GIVEN REQUEST - Exclude images, then output the remaining data verbatim.

— Start PROVIDED RECORDS —

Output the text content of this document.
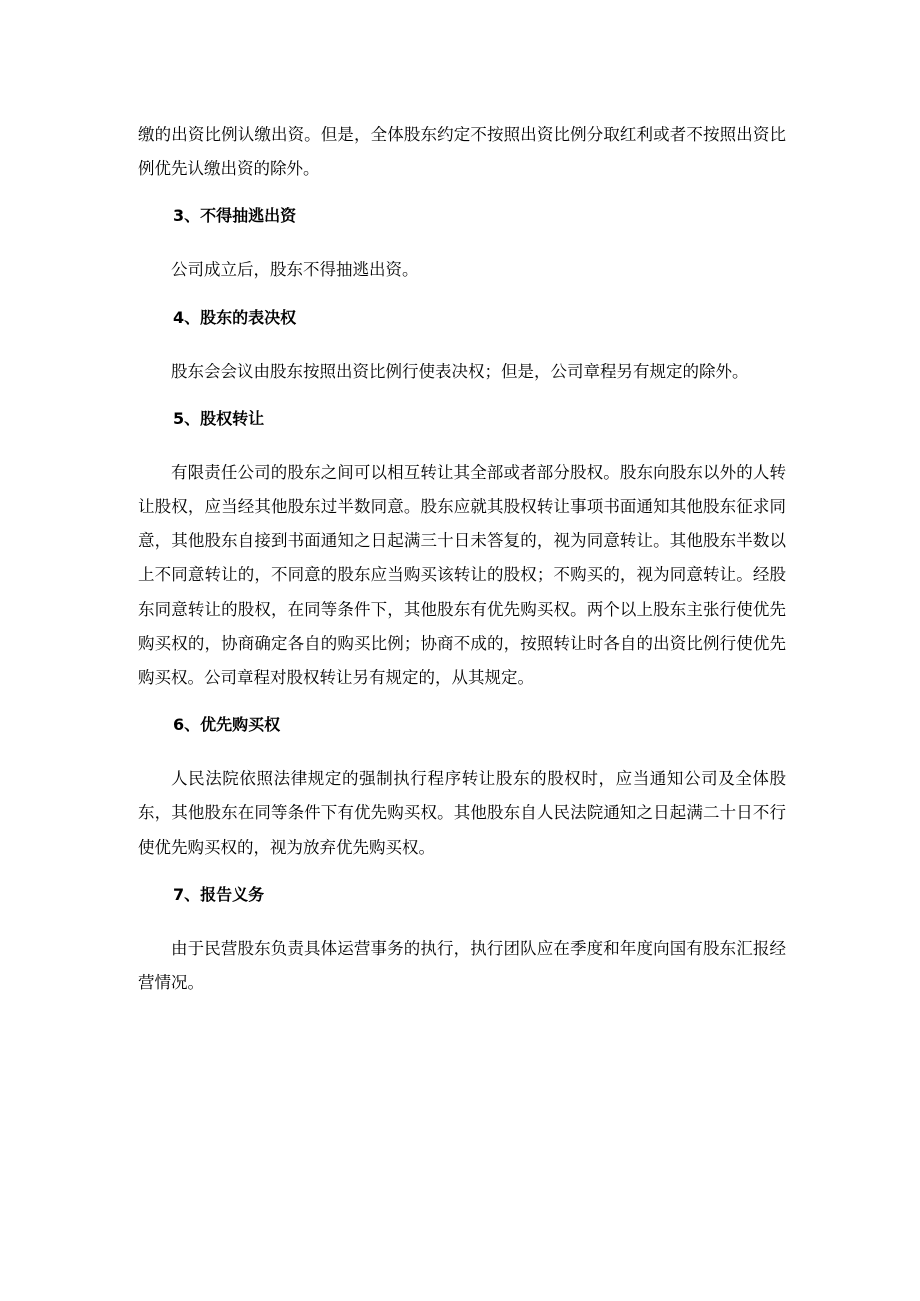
缴的出资比例认缴出资。但是，全体股东约定不按照出资比例分取红利或者不按照出资比例优先认缴出资的除外。

3、不得抽逃出资

公司成立后，股东不得抽逃出资。

4、股东的表决权

股东会会议由股东按照出资比例行使表决权；但是，公司章程另有规定的除外。

5、股权转让

有限责任公司的股东之间可以相互转让其全部或者部分股权。股东向股东以外的人转让股权，应当经其他股东过半数同意。股东应就其股权转让事项书面通知其他股东征求同意，其他股东自接到书面通知之日起满三十日未答复的，视为同意转让。其他股东半数以上不同意转让的，不同意的股东应当购买该转让的股权；不购买的，视为同意转让。经股东同意转让的股权，在同等条件下，其他股东有优先购买权。两个以上股东主张行使优先购买权的，协商确定各自的购买比例；协商不成的，按照转让时各自的出资比例行使优先购买权。公司章程对股权转让另有规定的，从其规定。

6、优先购买权

人民法院依照法律规定的强制执行程序转让股东的股权时，应当通知公司及全体股东，其他股东在同等条件下有优先购买权。其他股东自人民法院通知之日起满二十日不行使优先购买权的，视为放弃优先购买权。

7、报告义务

由于民营股东负责具体运营事务的执行，执行团队应在季度和年度向国有股东汇报经营情况。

— End PROVIDED RECORDS —

FINISHED EXERCISE -
Output the text content of this document.
缴的出资比例认缴出资。但是，全体股东约定不按照出资比例分取红利或者不按照出资比例优先认缴出资的除外。

3、不得抽逃出资

公司成立后，股东不得抽逃出资。

4、股东的表决权

股东会会议由股东按照出资比例行使表决权；但是，公司章程另有规定的除外。

5、股权转让

有限责任公司的股东之间可以相互转让其全部或者部分股权。股东向股东以外的人转让股权，应当经其他股东过半数同意。股东应就其股权转让事项书面通知其他股东征求同意，其他股东自接到书面通知之日起满三十日未答复的，视为同意转让。其他股东半数以上不同意转让的，不同意的股东应当购买该转让的股权；不购买的，视为同意转让。经股东同意转让的股权，在同等条件下，其他股东有优先购买权。两个以上股东主张行使优先购买权的，协商确定各自的购买比例；协商不成的，按照转让时各自的出资比例行使优先购买权。公司章程对股权转让另有规定的，从其规定。

6、优先购买权

人民法院依照法律规定的强制执行程序转让股东的股权时，应当通知公司及全体股东，其他股东在同等条件下有优先购买权。其他股东自人民法院通知之日起满二十日不行使优先购买权的，视为放弃优先购买权。

7、报告义务

由于民营股东负责具体运营事务的执行，执行团队应在季度和年度向国有股东汇报经营情况。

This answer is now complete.